• [Stated problem]
Scan the material that follows. Copy every line containing the word "爱丽丝梦游仙境".

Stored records
+ + + + +

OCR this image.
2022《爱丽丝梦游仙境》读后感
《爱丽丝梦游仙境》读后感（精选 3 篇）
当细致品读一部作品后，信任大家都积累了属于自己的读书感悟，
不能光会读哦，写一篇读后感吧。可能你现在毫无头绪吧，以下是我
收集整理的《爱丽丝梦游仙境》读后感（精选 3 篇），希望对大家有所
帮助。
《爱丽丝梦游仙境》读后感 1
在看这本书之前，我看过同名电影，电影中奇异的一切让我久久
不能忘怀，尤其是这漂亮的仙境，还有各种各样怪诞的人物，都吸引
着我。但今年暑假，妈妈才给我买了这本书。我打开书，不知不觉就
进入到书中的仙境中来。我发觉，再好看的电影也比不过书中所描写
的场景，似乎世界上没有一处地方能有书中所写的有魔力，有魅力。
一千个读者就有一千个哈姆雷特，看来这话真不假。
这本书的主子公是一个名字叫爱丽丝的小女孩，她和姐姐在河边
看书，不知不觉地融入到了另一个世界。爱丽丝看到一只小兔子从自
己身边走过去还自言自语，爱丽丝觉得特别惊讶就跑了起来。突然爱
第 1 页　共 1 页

+ + + + +

• [Result of this task]
2022《爱丽丝梦游仙境》读后感
《爱丽丝梦游仙境》读后感（精选 3 篇）
收集整理的《爱丽丝梦游仙境》读后感（精选 3 篇），希望对大家有所
《爱丽丝梦游仙境》读后感 1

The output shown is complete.